> **Entries**:
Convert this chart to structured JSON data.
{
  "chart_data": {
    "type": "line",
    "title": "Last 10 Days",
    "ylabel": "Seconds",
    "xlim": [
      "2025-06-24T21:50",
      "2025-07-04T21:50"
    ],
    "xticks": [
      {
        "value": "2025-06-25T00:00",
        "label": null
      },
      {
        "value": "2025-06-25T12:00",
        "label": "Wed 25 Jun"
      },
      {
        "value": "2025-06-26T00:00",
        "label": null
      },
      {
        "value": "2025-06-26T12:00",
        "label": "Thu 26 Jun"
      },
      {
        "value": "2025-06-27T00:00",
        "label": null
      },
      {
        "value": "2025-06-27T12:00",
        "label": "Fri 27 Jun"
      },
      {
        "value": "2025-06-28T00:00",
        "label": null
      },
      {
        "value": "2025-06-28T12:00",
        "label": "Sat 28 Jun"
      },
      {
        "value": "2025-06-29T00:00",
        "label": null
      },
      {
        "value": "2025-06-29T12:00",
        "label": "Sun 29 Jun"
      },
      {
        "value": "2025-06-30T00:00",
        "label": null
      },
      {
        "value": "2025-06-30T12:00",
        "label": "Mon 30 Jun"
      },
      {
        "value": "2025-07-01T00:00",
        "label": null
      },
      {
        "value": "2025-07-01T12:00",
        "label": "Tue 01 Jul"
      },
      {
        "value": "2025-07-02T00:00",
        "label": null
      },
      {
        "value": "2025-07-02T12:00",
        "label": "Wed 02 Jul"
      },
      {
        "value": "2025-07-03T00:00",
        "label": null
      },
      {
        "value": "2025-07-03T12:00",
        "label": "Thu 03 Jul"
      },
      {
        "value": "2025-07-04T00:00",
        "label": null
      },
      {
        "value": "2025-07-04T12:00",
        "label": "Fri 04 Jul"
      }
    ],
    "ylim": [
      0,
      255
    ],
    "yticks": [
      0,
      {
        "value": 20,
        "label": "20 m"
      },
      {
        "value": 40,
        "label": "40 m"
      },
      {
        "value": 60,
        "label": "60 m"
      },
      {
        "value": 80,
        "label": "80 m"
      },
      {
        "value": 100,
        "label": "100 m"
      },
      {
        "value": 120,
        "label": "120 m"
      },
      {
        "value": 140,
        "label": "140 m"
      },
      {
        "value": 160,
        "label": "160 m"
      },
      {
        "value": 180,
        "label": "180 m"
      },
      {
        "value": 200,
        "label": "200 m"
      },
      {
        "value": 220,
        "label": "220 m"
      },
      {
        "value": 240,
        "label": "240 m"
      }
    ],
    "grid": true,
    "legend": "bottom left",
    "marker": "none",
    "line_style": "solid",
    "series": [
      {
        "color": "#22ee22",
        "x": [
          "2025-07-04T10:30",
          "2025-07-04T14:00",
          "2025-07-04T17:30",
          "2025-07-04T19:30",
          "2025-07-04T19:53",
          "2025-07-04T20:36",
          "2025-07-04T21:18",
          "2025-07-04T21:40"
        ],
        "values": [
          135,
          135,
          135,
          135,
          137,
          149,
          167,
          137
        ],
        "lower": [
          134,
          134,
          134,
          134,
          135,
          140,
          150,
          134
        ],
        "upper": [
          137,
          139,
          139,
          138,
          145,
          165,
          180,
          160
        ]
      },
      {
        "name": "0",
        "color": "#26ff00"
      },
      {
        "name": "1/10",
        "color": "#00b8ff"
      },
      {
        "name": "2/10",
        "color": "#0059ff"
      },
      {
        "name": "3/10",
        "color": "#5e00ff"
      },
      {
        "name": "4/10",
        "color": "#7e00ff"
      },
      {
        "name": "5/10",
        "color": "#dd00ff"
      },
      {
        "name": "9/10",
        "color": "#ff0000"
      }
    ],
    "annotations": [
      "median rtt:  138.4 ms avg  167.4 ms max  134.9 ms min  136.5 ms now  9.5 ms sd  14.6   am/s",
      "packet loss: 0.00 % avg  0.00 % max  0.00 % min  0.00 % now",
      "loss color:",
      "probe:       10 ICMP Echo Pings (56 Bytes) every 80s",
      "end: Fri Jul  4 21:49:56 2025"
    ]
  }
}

> **Required work**: Type out the material again exactly as presented.

> **Written response**:
Convert this chart to structured JSON data.
{
  "chart_data": {
    "type": "line",
    "title": "Last 10 Days",
    "ylabel": "Seconds",
    "xlim": [
      "2025-06-24T21:50",
      "2025-07-04T21:50"
    ],
    "xticks": [
      {
        "value": "2025-06-25T00:00",
        "label": null
      },
      {
        "value": "2025-06-25T12:00",
        "label": "Wed 25 Jun"
      },
      {
        "value": "2025-06-26T00:00",
        "label": null
      },
      {
        "value": "2025-06-26T12:00",
        "label": "Thu 26 Jun"
      },
      {
        "value": "2025-06-27T00:00",
        "label": null
      },
      {
        "value": "2025-06-27T12:00",
        "label": "Fri 27 Jun"
      },
      {
        "value": "2025-06-28T00:00",
        "label": null
      },
      {
        "value": "2025-06-28T12:00",
        "label": "Sat 28 Jun"
      },
      {
        "value": "2025-06-29T00:00",
        "label": null
      },
      {
        "value": "2025-06-29T12:00",
        "label": "Sun 29 Jun"
      },
      {
        "value": "2025-06-30T00:00",
        "label": null
      },
      {
        "value": "2025-06-30T12:00",
        "label": "Mon 30 Jun"
      },
      {
        "value": "2025-07-01T00:00",
        "label": null
      },
      {
        "value": "2025-07-01T12:00",
        "label": "Tue 01 Jul"
      },
      {
        "value": "2025-07-02T00:00",
        "label": null
      },
      {
        "value": "2025-07-02T12:00",
        "label": "Wed 02 Jul"
      },
      {
        "value": "2025-07-03T00:00",
        "label": null
      },
      {
        "value": "2025-07-03T12:00",
        "label": "Thu 03 Jul"
      },
      {
        "value": "2025-07-04T00:00",
        "label": null
      },
      {
        "value": "2025-07-04T12:00",
        "label": "Fri 04 Jul"
      }
    ],
    "ylim": [
      0,
      255
    ],
    "yticks": [
      0,
      {
        "value": 20,
        "label": "20 m"
      },
      {
        "value": 40,
        "label": "40 m"
      },
      {
        "value": 60,
        "label": "60 m"
      },
      {
        "value": 80,
        "label": "80 m"
      },
      {
        "value": 100,
        "label": "100 m"
      },
      {
        "value": 120,
        "label": "120 m"
      },
      {
        "value": 140,
        "label": "140 m"
      },
      {
        "value": 160,
        "label": "160 m"
      },
      {
        "value": 180,
        "label": "180 m"
      },
      {
        "value": 200,
        "label": "200 m"
      },
      {
        "value": 220,
        "label": "220 m"
      },
      {
        "value": 240,
        "label": "240 m"
      }
    ],
    "grid": true,
    "legend": "bottom left",
    "marker": "none",
    "line_style": "solid",
    "series": [
      {
        "color": "#22ee22",
        "x": [
          "2025-07-04T10:30",
          "2025-07-04T14:00",
          "2025-07-04T17:30",
          "2025-07-04T19:30",
          "2025-07-04T19:53",
          "2025-07-04T20:36",
          "2025-07-04T21:18",
          "2025-07-04T21:40"
        ],
        "values": [
          135,
          135,
          135,
          135,
          137,
          149,
          167,
          137
        ],
        "lower": [
          134,
          134,
          134,
          134,
          135,
          140,
          150,
          134
        ],
        "upper": [
          137,
          139,
          139,
          138,
          145,
          165,
          180,
          160
        ]
      },
      {
        "name": "0",
        "color": "#26ff00"
      },
      {
        "name": "1/10",
        "color": "#00b8ff"
      },
      {
        "name": "2/10",
        "color": "#0059ff"
      },
      {
        "name": "3/10",
        "color": "#5e00ff"
      },
      {
        "name": "4/10",
        "color": "#7e00ff"
      },
      {
        "name": "5/10",
        "color": "#dd00ff"
      },
      {
        "name": "9/10",
        "color": "#ff0000"
      }
    ],
    "annotations": [
      "median rtt:  138.4 ms avg  167.4 ms max  134.9 ms min  136.5 ms now  9.5 ms sd  14.6   am/s",
      "packet loss: 0.00 % avg  0.00 % max  0.00 % min  0.00 % now",
      "loss color:",
      "probe:       10 ICMP Echo Pings (56 Bytes) every 80s",
      "end: Fri Jul  4 21:49:56 2025"
    ]
  }
}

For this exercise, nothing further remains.